▸ **DESCRIPTION OF THE TASK**: Count the lines in the entries below that include the word "online". Give nothing but the number.

▸ **DATA RECORDS**:
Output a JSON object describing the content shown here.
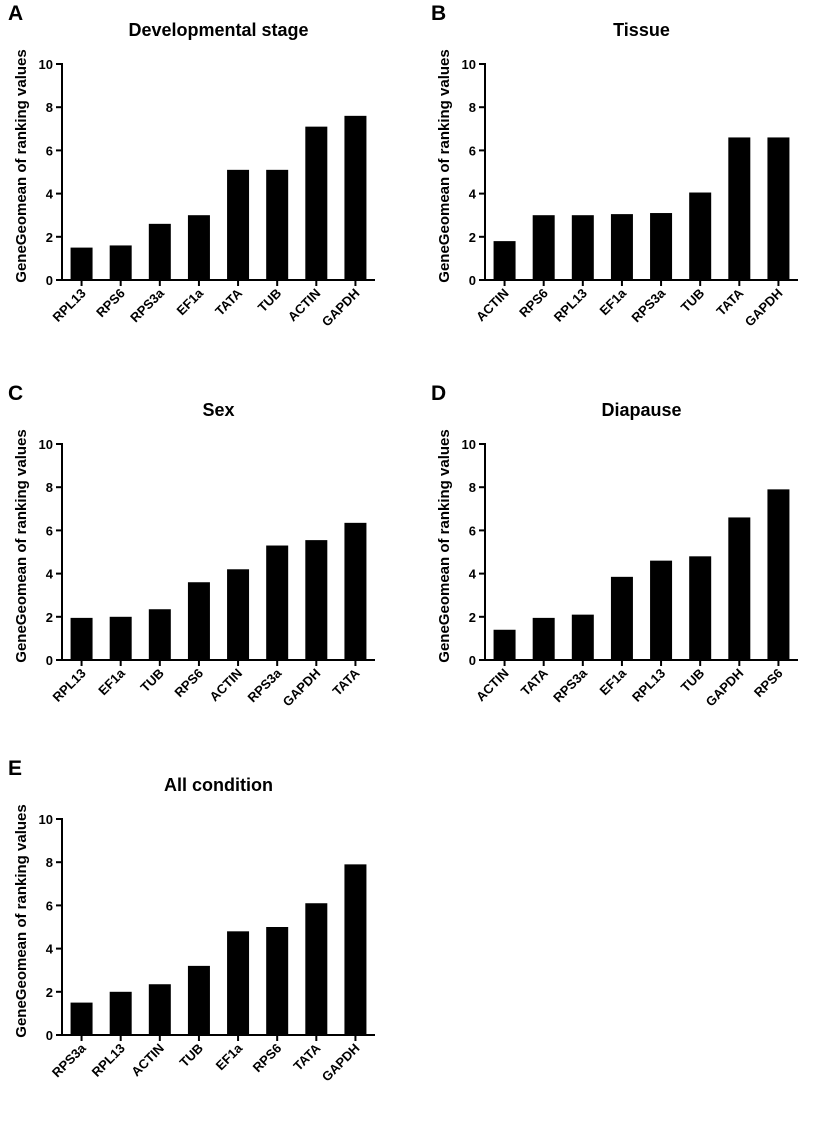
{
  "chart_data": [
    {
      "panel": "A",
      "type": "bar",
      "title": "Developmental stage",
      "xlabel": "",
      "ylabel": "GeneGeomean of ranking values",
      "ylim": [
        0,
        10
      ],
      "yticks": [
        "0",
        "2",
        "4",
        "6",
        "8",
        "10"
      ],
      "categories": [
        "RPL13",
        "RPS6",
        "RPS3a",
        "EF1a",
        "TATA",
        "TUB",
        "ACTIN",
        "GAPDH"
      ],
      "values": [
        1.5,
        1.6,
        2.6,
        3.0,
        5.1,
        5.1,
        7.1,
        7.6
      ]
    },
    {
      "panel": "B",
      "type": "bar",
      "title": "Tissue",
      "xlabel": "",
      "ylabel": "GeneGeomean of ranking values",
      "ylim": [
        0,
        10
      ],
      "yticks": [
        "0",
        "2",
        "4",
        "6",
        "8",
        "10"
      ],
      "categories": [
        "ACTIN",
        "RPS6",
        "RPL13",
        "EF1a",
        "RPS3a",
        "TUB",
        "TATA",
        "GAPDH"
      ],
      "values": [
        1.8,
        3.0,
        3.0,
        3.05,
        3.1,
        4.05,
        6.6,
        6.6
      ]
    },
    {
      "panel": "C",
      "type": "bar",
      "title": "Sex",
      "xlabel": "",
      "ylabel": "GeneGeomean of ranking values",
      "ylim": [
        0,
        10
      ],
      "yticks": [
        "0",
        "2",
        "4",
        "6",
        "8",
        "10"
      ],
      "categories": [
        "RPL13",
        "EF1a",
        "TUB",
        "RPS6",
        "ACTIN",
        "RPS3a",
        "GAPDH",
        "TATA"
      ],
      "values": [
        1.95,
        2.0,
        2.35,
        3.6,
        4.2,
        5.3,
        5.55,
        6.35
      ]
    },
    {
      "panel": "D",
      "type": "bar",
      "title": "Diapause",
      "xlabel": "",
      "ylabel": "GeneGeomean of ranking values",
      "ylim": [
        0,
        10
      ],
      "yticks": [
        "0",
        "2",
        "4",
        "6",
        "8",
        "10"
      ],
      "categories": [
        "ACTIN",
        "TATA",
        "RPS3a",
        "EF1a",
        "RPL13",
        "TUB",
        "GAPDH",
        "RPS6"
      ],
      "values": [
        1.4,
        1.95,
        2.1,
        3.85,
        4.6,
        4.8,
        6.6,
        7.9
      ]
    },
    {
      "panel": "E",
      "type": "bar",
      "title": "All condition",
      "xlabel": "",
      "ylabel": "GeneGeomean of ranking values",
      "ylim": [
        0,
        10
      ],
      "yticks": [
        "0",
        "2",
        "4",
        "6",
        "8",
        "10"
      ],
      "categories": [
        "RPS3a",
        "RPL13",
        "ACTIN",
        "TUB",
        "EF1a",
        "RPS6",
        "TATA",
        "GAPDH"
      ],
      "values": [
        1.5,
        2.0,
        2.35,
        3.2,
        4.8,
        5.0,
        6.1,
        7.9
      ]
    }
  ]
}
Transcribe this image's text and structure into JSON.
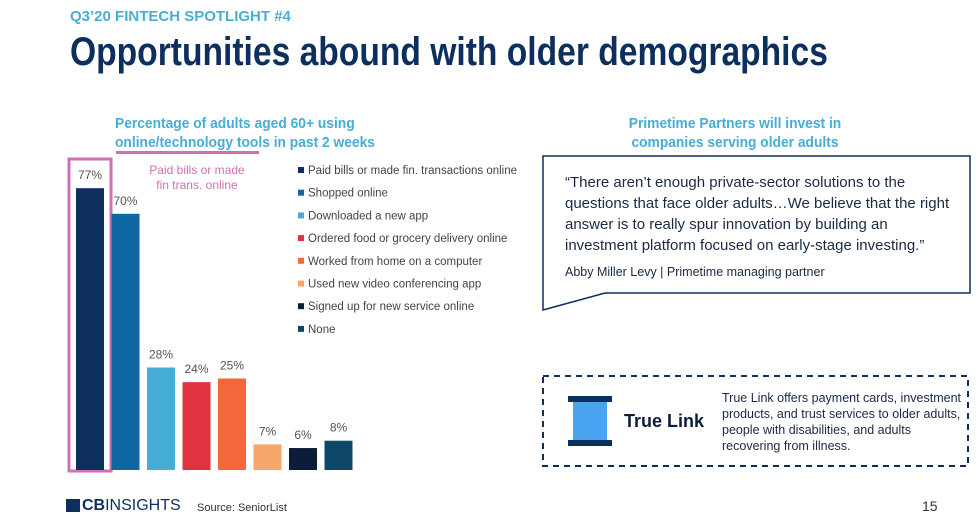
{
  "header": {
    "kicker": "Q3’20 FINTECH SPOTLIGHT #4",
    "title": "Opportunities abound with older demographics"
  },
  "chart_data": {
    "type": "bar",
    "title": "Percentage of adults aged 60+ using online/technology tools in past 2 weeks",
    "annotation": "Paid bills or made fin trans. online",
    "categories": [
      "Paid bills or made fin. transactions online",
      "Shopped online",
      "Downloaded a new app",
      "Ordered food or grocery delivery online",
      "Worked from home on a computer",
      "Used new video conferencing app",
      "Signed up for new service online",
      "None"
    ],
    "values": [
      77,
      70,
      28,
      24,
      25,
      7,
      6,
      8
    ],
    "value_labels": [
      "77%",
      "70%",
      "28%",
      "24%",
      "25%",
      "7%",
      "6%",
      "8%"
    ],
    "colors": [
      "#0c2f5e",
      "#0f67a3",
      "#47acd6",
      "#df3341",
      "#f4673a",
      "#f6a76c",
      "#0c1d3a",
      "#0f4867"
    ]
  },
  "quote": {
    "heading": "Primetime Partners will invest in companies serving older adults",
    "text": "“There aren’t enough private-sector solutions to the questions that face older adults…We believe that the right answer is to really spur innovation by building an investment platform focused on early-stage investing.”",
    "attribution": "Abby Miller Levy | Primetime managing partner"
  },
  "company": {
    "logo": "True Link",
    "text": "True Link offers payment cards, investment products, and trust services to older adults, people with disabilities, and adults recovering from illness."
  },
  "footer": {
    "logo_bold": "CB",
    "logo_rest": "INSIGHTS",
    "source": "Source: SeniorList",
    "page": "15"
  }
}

▸ **EXERCISE SOLUTION**: 6